Your goal: Copy each line below exactly and leave the pictures out.

Record extracts:
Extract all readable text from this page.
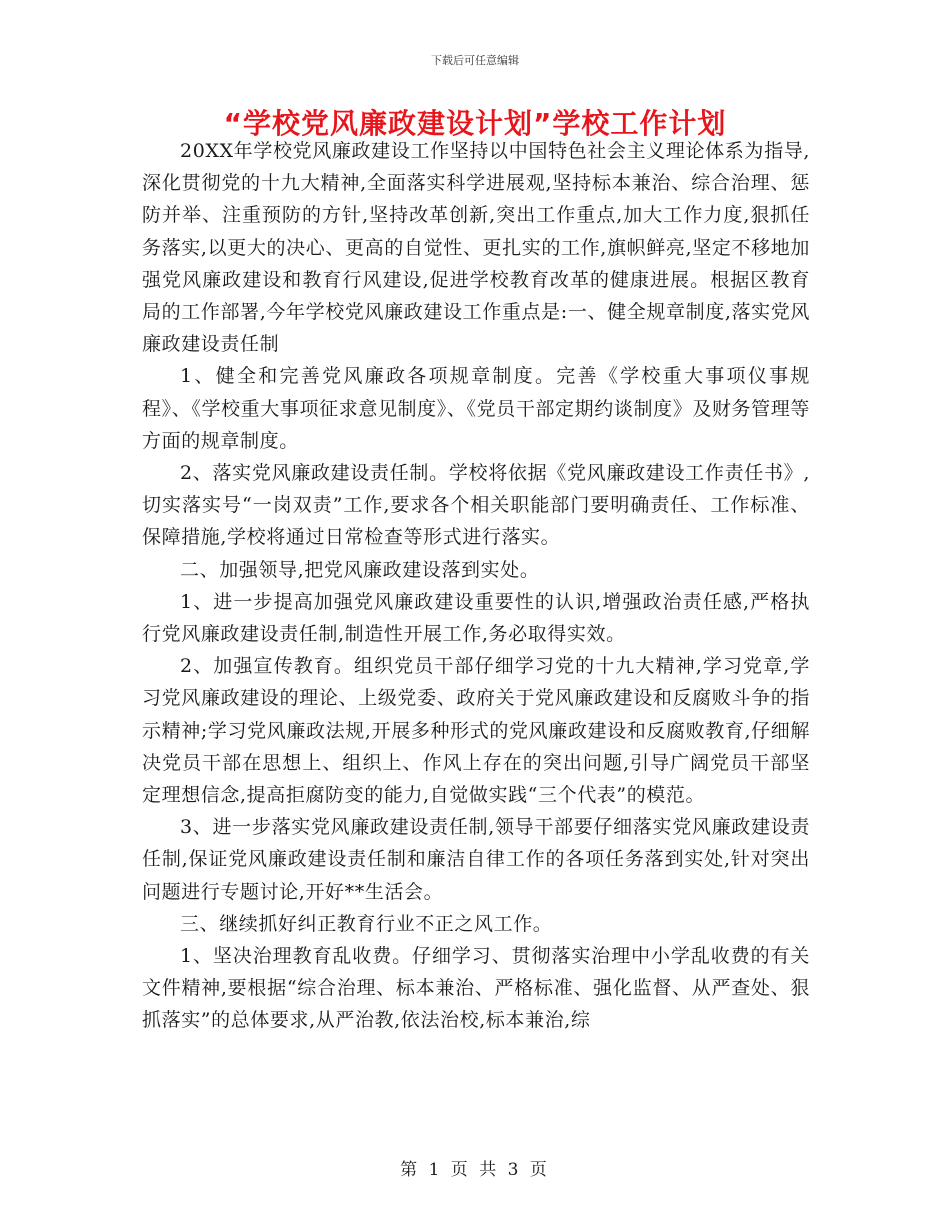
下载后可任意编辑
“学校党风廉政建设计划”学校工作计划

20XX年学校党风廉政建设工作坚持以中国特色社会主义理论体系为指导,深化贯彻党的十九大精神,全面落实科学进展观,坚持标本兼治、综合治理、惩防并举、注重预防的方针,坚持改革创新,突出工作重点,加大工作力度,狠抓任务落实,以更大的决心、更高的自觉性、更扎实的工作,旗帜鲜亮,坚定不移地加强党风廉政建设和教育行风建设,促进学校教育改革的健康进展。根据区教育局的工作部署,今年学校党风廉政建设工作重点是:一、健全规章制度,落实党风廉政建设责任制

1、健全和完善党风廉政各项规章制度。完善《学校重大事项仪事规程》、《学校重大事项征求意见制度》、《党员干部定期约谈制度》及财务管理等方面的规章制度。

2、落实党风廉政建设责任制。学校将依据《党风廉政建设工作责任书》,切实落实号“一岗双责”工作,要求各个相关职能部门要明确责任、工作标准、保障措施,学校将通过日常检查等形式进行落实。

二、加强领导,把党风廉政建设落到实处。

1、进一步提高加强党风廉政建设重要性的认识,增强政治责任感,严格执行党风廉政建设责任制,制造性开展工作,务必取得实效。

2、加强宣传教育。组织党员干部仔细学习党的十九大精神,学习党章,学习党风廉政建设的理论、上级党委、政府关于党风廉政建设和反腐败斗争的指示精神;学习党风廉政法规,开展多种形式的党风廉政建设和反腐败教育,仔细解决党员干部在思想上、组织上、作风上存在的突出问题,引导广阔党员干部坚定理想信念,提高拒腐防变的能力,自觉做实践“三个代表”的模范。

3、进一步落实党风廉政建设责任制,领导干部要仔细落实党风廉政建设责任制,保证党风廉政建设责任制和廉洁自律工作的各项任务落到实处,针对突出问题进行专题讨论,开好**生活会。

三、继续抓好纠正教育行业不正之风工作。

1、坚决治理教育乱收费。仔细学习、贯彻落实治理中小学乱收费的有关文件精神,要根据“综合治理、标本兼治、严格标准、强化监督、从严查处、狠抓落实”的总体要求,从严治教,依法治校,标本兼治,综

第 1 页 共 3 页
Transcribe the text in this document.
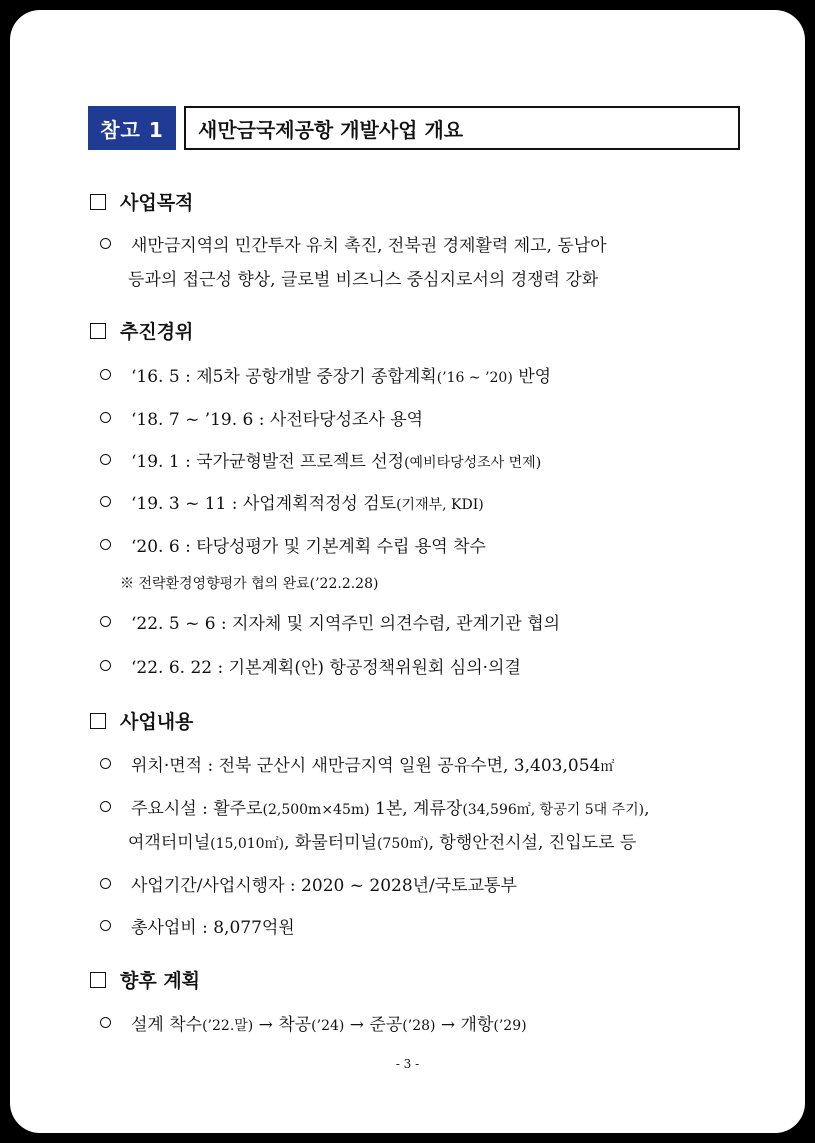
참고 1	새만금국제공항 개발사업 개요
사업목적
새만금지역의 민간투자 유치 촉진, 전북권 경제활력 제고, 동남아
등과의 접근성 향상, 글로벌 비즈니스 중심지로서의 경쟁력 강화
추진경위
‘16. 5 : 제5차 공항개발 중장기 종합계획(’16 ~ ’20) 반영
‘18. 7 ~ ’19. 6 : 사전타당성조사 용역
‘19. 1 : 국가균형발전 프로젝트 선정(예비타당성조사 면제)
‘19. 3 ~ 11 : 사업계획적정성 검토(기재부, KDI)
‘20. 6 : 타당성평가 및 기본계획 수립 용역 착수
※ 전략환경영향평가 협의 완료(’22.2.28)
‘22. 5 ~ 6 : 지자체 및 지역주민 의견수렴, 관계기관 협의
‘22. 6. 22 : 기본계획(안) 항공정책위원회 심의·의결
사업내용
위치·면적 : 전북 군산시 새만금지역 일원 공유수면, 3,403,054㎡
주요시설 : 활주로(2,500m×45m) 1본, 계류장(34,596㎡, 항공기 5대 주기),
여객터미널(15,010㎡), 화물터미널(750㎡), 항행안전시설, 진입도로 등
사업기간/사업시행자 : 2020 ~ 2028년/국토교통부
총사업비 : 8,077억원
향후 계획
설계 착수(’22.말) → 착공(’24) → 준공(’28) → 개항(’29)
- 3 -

The solution:
Extract all readable text from this page.
下载后可任意编辑
“学校党风廉政建设计划”学校工作计划

20XX年学校党风廉政建设工作坚持以中国特色社会主义理论体系为指导,深化贯彻党的十九大精神,全面落实科学进展观,坚持标本兼治、综合治理、惩防并举、注重预防的方针,坚持改革创新,突出工作重点,加大工作力度,狠抓任务落实,以更大的决心、更高的自觉性、更扎实的工作,旗帜鲜亮,坚定不移地加强党风廉政建设和教育行风建设,促进学校教育改革的健康进展。根据区教育局的工作部署,今年学校党风廉政建设工作重点是:一、健全规章制度,落实党风廉政建设责任制

1、健全和完善党风廉政各项规章制度。完善《学校重大事项仪事规程》、《学校重大事项征求意见制度》、《党员干部定期约谈制度》及财务管理等方面的规章制度。

2、落实党风廉政建设责任制。学校将依据《党风廉政建设工作责任书》,切实落实号“一岗双责”工作,要求各个相关职能部门要明确责任、工作标准、保障措施,学校将通过日常检查等形式进行落实。

二、加强领导,把党风廉政建设落到实处。

1、进一步提高加强党风廉政建设重要性的认识,增强政治责任感,严格执行党风廉政建设责任制,制造性开展工作,务必取得实效。

2、加强宣传教育。组织党员干部仔细学习党的十九大精神,学习党章,学习党风廉政建设的理论、上级党委、政府关于党风廉政建设和反腐败斗争的指示精神;学习党风廉政法规,开展多种形式的党风廉政建设和反腐败教育,仔细解决党员干部在思想上、组织上、作风上存在的突出问题,引导广阔党员干部坚定理想信念,提高拒腐防变的能力,自觉做实践“三个代表”的模范。

3、进一步落实党风廉政建设责任制,领导干部要仔细落实党风廉政建设责任制,保证党风廉政建设责任制和廉洁自律工作的各项任务落到实处,针对突出问题进行专题讨论,开好**生活会。

三、继续抓好纠正教育行业不正之风工作。

1、坚决治理教育乱收费。仔细学习、贯彻落实治理中小学乱收费的有关文件精神,要根据“综合治理、标本兼治、严格标准、强化监督、从严查处、狠抓落实”的总体要求,从严治教,依法治校,标本兼治,综

第 1 页 共 3 页
Transcribe the text in this document.
참고 1	새만금국제공항 개발사업 개요
사업목적
새만금지역의 민간투자 유치 촉진, 전북권 경제활력 제고, 동남아
등과의 접근성 향상, 글로벌 비즈니스 중심지로서의 경쟁력 강화
추진경위
‘16. 5 : 제5차 공항개발 중장기 종합계획(’16 ~ ’20) 반영
‘18. 7 ~ ’19. 6 : 사전타당성조사 용역
‘19. 1 : 국가균형발전 프로젝트 선정(예비타당성조사 면제)
‘19. 3 ~ 11 : 사업계획적정성 검토(기재부, KDI)
‘20. 6 : 타당성평가 및 기본계획 수립 용역 착수
※ 전략환경영향평가 협의 완료(’22.2.28)
‘22. 5 ~ 6 : 지자체 및 지역주민 의견수렴, 관계기관 협의
‘22. 6. 22 : 기본계획(안) 항공정책위원회 심의·의결
사업내용
위치·면적 : 전북 군산시 새만금지역 일원 공유수면, 3,403,054㎡
주요시설 : 활주로(2,500m×45m) 1본, 계류장(34,596㎡, 항공기 5대 주기),
여객터미널(15,010㎡), 화물터미널(750㎡), 항행안전시설, 진입도로 등
사업기간/사업시행자 : 2020 ~ 2028년/국토교통부
총사업비 : 8,077억원
향후 계획
설계 착수(’22.말) → 착공(’24) → 준공(’28) → 개항(’29)
- 3 -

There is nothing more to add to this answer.